● **WORK TO BE COMPLETED**:
In the material below, identify each line bearing the word "SCORE". Reproduce those lines.

--

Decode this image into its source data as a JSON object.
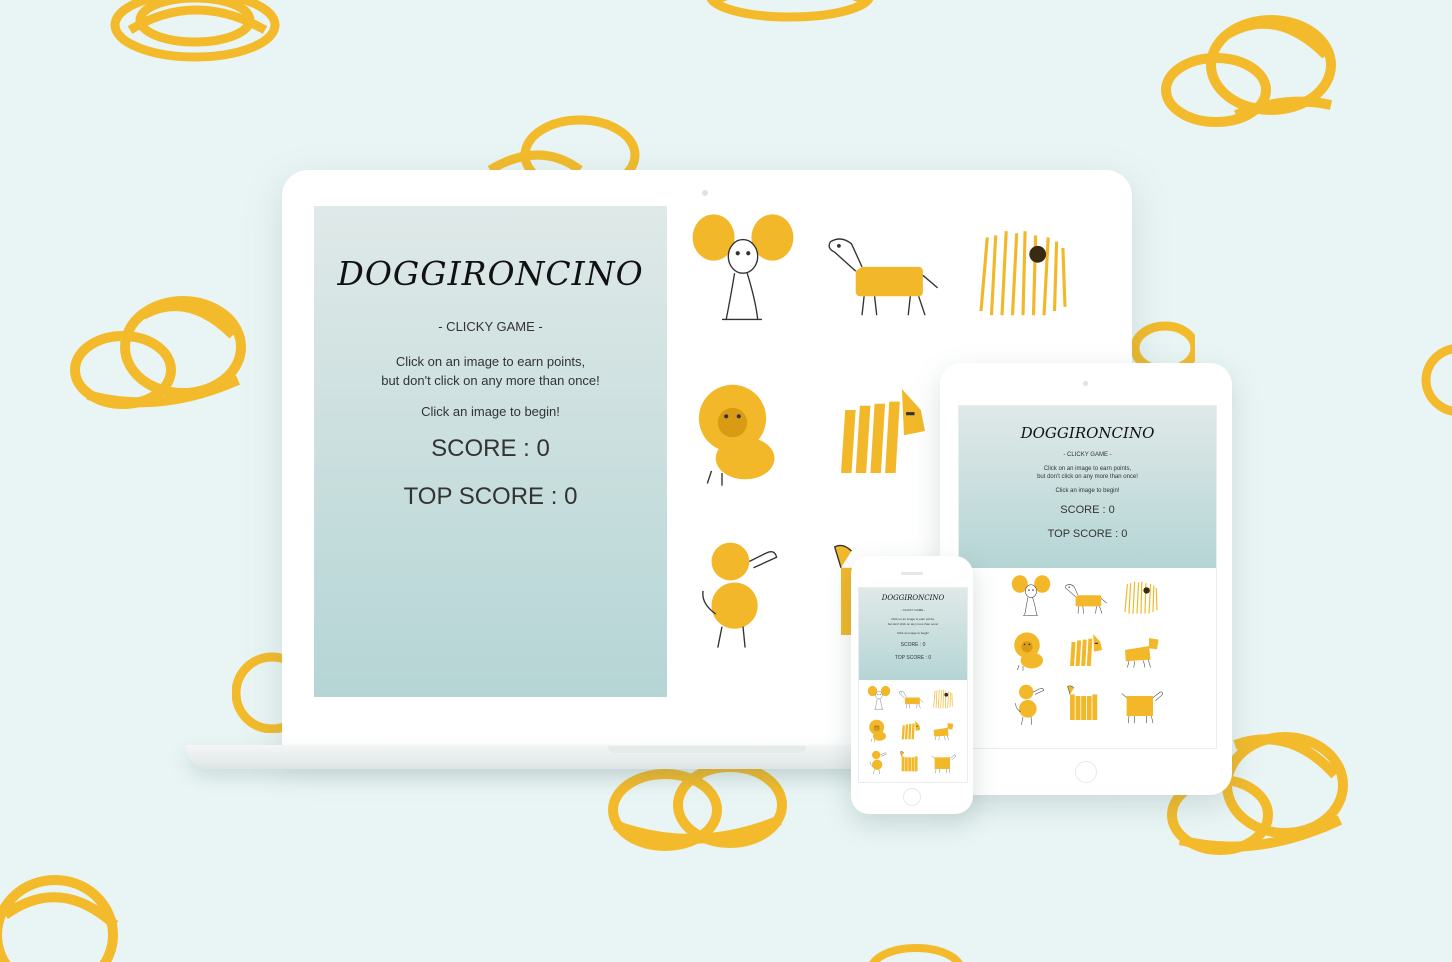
{
  "app": {
    "title": "DOGGIRONCINO",
    "subtitle": "- CLICKY GAME -",
    "instructions_line1": "Click on an image to earn points,",
    "instructions_line2": "but don't click on any more than once!",
    "status": "Click an image to begin!",
    "score_label": "SCORE : 0",
    "top_score_label": "TOP SCORE : 0"
  },
  "tiles": [
    {
      "name": "pasta-dog-chihuahua"
    },
    {
      "name": "pasta-dog-dachshund"
    },
    {
      "name": "pasta-dog-shaggy"
    },
    {
      "name": "pasta-dog-lion"
    },
    {
      "name": "pasta-dog-scottie"
    },
    {
      "name": "pasta-dog-terrier"
    },
    {
      "name": "pasta-dog-poodle"
    },
    {
      "name": "pasta-dog-afghan"
    },
    {
      "name": "pasta-dog-box"
    }
  ],
  "colors": {
    "background": "#e9f5f4",
    "panel_top": "#dfe9e8",
    "panel_bottom": "#b5d5d5",
    "pasta": "#f2b82a"
  }
}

--

● **ANSWER IN FULL**:
    "score_label": "SCORE : 0",
    "top_score_label": "TOP SCORE : 0"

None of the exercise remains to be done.